Quote every line below exactly and skip any picture.

# Data excerpts
• • • •

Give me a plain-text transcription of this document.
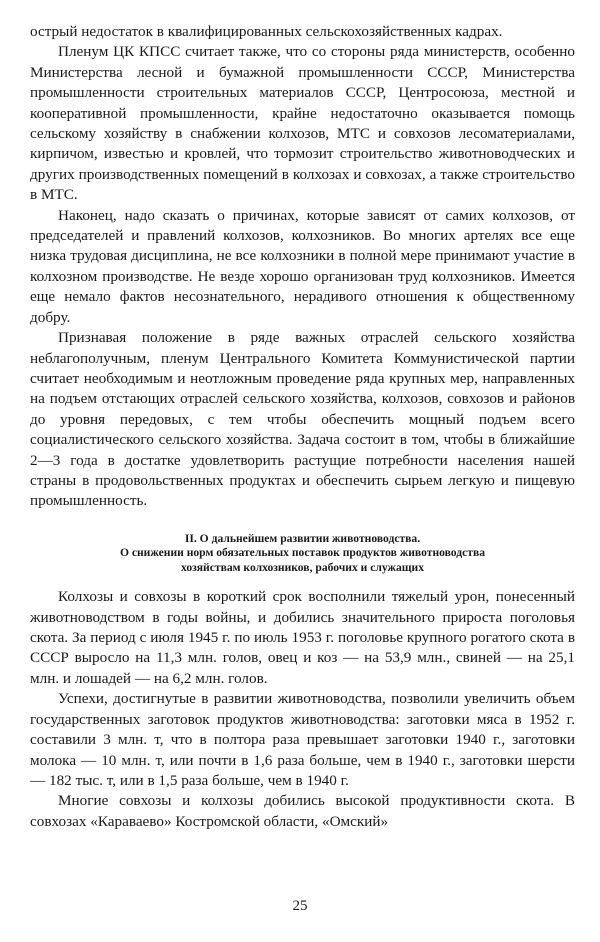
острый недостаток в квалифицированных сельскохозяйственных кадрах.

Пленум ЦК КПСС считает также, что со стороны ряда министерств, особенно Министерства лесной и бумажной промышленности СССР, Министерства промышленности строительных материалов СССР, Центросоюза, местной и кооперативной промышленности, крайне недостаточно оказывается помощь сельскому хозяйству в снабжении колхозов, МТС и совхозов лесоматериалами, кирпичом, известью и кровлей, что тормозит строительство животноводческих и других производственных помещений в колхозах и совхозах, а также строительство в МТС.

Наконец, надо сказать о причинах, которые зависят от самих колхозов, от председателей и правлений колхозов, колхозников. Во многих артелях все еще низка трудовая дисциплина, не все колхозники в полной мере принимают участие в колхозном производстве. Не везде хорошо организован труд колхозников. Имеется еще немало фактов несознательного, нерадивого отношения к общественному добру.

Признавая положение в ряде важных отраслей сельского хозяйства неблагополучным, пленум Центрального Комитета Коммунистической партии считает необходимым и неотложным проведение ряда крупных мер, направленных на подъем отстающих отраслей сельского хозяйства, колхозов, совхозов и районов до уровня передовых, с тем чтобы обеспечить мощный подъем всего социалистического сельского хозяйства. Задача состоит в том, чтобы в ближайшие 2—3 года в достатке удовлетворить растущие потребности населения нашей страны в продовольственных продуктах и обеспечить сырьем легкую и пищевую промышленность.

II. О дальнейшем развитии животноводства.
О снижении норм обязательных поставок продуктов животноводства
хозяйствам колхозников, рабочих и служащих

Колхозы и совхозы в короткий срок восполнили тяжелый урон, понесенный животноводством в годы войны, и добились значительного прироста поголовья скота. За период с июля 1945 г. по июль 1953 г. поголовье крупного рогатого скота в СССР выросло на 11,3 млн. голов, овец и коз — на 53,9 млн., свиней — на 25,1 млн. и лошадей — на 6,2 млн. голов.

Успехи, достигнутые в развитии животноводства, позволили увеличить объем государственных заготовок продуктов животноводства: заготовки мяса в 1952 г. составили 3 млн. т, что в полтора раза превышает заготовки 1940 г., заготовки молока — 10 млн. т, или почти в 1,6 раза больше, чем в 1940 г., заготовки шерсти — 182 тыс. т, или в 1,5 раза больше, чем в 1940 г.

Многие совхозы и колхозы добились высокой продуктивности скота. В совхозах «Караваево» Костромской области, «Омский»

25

• • • •

# Task result
Give me a plain-text transcription of this document.
острый недостаток в квалифицированных сельскохозяйственных кадрах.

Пленум ЦК КПСС считает также, что со стороны ряда министерств, особенно Министерства лесной и бумажной промышленности СССР, Министерства промышленности строительных материалов СССР, Центросоюза, местной и кооперативной промышленности, крайне недостаточно оказывается помощь сельскому хозяйству в снабжении колхозов, МТС и совхозов лесоматериалами, кирпичом, известью и кровлей, что тормозит строительство животноводческих и других производственных помещений в колхозах и совхозах, а также строительство в МТС.

Наконец, надо сказать о причинах, которые зависят от самих колхозов, от председателей и правлений колхозов, колхозников. Во многих артелях все еще низка трудовая дисциплина, не все колхозники в полной мере принимают участие в колхозном производстве. Не везде хорошо организован труд колхозников. Имеется еще немало фактов несознательного, нерадивого отношения к общественному добру.

Признавая положение в ряде важных отраслей сельского хозяйства неблагополучным, пленум Центрального Комитета Коммунистической партии считает необходимым и неотложным проведение ряда крупных мер, направленных на подъем отстающих отраслей сельского хозяйства, колхозов, совхозов и районов до уровня передовых, с тем чтобы обеспечить мощный подъем всего социалистического сельского хозяйства. Задача состоит в том, чтобы в ближайшие 2—3 года в достатке удовлетворить растущие потребности населения нашей страны в продовольственных продуктах и обеспечить сырьем легкую и пищевую промышленность.

II. О дальнейшем развитии животноводства.
О снижении норм обязательных поставок продуктов животноводства
хозяйствам колхозников, рабочих и служащих

Колхозы и совхозы в короткий срок восполнили тяжелый урон, понесенный животноводством в годы войны, и добились значительного прироста поголовья скота. За период с июля 1945 г. по июль 1953 г. поголовье крупного рогатого скота в СССР выросло на 11,3 млн. голов, овец и коз — на 53,9 млн., свиней — на 25,1 млн. и лошадей — на 6,2 млн. голов.

Успехи, достигнутые в развитии животноводства, позволили увеличить объем государственных заготовок продуктов животноводства: заготовки мяса в 1952 г. составили 3 млн. т, что в полтора раза превышает заготовки 1940 г., заготовки молока — 10 млн. т, или почти в 1,6 раза больше, чем в 1940 г., заготовки шерсти — 182 тыс. т, или в 1,5 раза больше, чем в 1940 г.

Многие совхозы и колхозы добились высокой продуктивности скота. В совхозах «Караваево» Костромской области, «Омский»

25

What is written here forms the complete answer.